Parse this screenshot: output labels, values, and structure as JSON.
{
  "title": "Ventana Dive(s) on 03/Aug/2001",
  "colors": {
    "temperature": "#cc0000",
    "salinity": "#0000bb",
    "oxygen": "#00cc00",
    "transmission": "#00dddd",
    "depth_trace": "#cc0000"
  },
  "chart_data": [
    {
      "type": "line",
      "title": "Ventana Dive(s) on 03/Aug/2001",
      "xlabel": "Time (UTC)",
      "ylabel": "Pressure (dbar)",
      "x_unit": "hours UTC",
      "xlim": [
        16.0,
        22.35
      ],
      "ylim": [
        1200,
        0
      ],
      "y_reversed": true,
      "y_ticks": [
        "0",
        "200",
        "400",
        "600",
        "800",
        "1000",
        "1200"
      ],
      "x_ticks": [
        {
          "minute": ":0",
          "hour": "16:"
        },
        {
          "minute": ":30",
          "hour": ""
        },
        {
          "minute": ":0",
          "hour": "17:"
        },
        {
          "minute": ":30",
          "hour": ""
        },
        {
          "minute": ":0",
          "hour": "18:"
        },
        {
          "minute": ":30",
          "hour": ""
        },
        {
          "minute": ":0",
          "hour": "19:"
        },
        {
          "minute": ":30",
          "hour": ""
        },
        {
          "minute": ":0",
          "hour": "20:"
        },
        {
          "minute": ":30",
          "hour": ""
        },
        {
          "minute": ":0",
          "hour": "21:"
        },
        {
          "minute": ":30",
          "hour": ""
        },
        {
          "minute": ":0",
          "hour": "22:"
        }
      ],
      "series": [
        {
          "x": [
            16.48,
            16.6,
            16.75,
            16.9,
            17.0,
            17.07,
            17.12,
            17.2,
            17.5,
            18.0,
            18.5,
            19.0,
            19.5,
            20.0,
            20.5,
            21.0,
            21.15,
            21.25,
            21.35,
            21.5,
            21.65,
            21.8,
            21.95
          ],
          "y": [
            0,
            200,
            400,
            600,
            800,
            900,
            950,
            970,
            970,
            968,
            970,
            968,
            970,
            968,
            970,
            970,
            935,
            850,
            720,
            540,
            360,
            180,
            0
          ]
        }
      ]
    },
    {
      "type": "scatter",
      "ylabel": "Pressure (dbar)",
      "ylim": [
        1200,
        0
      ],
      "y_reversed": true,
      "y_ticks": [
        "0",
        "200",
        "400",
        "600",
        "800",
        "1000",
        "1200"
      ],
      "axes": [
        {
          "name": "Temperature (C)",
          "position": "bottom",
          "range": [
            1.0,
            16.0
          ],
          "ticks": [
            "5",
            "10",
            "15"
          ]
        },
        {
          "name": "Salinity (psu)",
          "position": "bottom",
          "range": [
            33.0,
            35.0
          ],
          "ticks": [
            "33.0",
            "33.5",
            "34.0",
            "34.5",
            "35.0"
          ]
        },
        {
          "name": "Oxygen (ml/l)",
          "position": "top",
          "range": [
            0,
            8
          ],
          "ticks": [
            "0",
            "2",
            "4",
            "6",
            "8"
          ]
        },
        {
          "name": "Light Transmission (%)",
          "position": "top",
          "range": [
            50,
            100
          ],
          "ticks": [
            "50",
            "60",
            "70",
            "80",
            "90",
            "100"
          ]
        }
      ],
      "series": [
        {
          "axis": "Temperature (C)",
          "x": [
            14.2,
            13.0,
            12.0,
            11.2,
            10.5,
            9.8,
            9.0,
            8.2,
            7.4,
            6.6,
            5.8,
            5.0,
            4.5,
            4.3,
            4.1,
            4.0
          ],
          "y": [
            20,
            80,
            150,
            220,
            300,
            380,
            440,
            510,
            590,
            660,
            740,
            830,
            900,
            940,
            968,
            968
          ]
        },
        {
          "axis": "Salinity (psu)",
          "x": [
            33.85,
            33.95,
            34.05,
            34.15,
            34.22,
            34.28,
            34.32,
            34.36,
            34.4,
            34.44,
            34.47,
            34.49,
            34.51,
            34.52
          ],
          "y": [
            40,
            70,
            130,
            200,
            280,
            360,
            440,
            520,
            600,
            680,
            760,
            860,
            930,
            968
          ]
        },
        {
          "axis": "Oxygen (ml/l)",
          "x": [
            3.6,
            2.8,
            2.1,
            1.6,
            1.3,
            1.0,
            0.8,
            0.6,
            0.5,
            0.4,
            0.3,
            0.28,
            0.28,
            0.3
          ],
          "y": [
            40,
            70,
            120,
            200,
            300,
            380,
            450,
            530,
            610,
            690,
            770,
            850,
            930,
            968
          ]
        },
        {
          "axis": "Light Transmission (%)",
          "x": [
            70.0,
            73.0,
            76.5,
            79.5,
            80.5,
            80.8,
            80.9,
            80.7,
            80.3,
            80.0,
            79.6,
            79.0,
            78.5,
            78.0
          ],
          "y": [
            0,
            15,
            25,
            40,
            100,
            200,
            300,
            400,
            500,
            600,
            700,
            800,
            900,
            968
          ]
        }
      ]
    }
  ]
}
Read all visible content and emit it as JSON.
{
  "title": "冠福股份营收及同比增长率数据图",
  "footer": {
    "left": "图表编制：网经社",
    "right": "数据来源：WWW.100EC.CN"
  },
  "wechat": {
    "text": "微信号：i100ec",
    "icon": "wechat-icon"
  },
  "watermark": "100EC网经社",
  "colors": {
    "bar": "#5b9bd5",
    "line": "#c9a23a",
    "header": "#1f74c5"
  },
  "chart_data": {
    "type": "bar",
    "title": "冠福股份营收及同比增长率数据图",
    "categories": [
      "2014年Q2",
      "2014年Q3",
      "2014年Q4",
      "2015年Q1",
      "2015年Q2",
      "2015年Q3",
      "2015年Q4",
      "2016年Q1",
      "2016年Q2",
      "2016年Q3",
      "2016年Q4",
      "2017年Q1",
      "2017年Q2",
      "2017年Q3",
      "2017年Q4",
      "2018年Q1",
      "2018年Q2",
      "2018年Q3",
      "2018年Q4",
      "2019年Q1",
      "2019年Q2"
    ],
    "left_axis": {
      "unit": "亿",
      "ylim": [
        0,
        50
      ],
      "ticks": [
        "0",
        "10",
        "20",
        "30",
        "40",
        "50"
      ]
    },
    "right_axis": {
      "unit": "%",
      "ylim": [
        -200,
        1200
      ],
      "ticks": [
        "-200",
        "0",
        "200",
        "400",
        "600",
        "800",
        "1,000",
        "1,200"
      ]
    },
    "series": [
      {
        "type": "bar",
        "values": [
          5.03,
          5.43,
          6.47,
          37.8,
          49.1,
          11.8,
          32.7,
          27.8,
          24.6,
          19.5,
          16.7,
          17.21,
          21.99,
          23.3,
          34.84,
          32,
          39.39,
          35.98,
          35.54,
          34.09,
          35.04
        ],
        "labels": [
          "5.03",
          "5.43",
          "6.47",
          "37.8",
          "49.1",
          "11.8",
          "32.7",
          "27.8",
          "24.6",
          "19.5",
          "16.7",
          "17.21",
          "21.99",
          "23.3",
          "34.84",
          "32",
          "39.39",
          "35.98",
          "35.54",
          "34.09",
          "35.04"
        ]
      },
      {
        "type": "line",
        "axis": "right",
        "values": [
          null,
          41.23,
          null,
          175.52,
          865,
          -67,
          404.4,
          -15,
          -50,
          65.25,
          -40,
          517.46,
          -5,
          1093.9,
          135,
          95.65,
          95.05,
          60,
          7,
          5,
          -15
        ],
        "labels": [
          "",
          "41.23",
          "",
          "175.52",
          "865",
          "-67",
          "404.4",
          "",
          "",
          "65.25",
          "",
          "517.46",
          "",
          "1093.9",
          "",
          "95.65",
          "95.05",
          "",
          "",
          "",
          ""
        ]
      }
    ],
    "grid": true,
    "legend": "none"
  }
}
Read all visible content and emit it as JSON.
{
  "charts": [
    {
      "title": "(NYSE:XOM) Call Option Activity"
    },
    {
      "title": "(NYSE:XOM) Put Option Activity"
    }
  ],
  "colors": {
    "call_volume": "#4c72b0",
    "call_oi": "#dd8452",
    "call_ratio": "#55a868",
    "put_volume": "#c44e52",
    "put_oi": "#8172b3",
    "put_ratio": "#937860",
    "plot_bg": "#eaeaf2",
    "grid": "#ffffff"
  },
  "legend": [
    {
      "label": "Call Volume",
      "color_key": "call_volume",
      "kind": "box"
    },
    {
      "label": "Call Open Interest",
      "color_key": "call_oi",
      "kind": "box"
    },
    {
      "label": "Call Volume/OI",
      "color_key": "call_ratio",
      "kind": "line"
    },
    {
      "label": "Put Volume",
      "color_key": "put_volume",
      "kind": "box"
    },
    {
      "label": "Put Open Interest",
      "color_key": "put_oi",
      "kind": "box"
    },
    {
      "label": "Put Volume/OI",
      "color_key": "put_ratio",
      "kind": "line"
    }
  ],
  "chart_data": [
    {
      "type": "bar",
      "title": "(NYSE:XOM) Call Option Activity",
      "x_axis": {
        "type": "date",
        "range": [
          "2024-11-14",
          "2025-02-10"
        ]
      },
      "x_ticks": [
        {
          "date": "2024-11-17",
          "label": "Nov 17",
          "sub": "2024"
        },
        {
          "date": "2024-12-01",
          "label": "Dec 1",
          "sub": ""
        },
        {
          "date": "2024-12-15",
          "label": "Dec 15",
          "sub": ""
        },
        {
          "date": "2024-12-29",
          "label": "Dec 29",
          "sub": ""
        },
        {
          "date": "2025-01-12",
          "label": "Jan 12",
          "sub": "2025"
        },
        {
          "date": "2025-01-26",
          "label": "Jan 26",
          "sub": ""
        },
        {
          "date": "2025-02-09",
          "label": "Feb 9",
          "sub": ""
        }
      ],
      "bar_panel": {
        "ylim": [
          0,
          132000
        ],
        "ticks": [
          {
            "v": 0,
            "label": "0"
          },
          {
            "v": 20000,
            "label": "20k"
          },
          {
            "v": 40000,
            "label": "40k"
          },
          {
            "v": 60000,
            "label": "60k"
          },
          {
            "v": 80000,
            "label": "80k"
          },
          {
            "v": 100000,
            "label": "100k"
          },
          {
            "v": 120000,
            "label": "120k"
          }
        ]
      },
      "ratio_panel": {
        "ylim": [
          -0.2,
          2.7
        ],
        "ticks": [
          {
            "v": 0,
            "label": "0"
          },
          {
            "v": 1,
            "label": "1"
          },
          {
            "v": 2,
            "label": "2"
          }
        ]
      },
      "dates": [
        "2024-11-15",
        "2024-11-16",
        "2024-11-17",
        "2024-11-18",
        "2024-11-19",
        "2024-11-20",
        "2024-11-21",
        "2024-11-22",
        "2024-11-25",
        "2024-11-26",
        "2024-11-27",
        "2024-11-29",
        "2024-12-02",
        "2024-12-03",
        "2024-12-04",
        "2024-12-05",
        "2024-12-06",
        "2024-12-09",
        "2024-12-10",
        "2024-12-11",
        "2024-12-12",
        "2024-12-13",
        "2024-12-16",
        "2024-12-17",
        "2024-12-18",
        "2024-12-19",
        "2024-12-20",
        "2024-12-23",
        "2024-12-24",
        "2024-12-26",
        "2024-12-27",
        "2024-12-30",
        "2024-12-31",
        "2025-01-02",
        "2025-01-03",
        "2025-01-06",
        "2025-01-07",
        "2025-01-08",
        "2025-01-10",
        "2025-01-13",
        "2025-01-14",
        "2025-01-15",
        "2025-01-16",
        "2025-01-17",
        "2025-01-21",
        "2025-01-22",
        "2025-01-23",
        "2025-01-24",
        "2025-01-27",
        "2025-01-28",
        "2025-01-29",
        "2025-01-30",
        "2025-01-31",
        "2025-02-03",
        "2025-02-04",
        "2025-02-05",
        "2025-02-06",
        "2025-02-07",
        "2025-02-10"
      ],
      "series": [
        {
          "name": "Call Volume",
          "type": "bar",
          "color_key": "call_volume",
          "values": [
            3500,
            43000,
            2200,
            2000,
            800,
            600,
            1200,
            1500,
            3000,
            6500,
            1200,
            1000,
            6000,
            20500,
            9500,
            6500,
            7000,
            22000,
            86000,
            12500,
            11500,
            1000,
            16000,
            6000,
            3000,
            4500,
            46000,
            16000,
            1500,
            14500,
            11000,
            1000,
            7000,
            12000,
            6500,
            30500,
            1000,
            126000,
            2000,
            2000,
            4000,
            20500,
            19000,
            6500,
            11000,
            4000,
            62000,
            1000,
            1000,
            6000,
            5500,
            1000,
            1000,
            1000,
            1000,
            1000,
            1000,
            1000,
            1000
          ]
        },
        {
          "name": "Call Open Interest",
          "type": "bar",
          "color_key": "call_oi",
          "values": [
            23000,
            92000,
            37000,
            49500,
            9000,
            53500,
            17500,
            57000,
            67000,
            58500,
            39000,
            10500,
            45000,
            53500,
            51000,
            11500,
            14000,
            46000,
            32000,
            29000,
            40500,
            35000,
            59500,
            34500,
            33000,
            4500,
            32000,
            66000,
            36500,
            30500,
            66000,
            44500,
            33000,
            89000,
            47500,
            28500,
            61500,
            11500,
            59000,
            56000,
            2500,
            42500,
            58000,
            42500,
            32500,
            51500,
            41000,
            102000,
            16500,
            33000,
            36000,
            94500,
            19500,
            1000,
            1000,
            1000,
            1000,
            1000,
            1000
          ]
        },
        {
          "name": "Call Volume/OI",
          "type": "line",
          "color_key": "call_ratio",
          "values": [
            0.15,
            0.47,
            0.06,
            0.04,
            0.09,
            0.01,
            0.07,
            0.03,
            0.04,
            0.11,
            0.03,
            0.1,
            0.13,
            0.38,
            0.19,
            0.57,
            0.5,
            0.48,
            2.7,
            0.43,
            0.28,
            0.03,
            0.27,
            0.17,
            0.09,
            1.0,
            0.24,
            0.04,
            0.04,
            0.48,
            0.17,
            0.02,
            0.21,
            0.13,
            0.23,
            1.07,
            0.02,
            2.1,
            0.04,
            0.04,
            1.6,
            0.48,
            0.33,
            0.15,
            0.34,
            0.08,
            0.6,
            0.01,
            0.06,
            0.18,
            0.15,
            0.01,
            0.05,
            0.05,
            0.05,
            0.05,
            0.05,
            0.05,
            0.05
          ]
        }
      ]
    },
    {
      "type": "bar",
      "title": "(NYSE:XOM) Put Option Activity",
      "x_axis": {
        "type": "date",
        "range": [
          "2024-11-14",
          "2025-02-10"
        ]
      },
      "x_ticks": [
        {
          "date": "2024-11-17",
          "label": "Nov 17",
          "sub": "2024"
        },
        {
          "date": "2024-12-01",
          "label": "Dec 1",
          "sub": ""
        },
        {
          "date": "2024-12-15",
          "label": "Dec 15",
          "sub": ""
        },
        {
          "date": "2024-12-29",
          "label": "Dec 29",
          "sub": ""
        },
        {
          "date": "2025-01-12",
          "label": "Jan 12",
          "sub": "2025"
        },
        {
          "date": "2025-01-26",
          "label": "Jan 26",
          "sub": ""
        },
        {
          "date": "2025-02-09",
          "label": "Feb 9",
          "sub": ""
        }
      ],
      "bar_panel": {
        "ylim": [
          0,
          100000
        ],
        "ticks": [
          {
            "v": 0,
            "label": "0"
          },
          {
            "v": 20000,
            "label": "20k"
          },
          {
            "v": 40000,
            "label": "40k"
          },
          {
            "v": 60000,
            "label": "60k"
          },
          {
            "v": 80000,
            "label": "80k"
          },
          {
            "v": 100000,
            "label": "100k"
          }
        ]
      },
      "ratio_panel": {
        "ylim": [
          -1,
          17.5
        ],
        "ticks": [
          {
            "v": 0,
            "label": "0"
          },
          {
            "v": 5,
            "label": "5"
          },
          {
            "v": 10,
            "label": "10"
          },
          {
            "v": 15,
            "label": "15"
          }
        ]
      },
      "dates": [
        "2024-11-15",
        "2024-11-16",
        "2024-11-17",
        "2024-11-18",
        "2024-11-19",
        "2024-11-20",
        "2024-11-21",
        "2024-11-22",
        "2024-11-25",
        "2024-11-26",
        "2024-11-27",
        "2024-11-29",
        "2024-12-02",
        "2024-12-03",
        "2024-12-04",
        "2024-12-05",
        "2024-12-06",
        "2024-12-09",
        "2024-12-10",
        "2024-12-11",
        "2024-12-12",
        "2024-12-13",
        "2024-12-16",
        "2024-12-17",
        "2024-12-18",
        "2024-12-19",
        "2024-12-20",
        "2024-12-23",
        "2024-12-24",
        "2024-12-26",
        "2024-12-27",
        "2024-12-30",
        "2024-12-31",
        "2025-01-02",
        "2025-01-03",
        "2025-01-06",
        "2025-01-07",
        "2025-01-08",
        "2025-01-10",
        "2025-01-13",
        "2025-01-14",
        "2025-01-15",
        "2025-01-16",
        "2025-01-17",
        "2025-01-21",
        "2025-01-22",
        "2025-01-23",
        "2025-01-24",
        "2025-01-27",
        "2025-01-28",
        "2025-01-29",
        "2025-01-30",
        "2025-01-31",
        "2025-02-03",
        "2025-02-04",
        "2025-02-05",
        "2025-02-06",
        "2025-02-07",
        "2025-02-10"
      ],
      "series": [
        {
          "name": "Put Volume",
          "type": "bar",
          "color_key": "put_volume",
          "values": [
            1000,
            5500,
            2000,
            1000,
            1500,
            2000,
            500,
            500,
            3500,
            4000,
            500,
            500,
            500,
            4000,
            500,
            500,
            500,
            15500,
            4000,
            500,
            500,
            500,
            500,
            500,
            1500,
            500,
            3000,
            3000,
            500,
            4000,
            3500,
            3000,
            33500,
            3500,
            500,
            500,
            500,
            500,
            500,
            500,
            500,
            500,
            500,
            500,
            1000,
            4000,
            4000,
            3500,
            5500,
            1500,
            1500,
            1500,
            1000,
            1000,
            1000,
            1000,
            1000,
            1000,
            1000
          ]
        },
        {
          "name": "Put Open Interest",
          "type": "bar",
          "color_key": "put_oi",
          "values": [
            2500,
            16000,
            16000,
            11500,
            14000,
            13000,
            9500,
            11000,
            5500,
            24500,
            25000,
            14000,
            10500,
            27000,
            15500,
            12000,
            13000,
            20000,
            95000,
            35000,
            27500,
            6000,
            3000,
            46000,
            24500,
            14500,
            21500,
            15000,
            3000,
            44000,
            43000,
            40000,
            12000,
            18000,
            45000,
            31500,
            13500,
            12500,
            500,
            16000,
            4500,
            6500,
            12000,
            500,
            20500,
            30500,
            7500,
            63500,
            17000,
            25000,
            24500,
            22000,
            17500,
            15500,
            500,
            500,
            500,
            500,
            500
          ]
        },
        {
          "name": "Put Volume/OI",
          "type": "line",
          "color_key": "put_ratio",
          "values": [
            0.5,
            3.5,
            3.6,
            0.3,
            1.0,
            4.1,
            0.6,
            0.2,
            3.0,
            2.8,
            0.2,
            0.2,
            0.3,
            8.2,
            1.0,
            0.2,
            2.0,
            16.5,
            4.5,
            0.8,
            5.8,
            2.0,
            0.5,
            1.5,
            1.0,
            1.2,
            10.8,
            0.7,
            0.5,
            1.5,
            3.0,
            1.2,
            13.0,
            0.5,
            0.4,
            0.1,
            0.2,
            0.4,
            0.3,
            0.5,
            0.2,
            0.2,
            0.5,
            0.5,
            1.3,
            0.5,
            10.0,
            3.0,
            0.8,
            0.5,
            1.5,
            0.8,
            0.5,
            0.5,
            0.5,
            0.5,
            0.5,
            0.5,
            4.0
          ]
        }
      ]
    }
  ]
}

-.-.-

• TASK REQUIREMENTS: Provide the number of lines in the entries that include "Option", and no other text.

• SOLVED EXERCISE: 4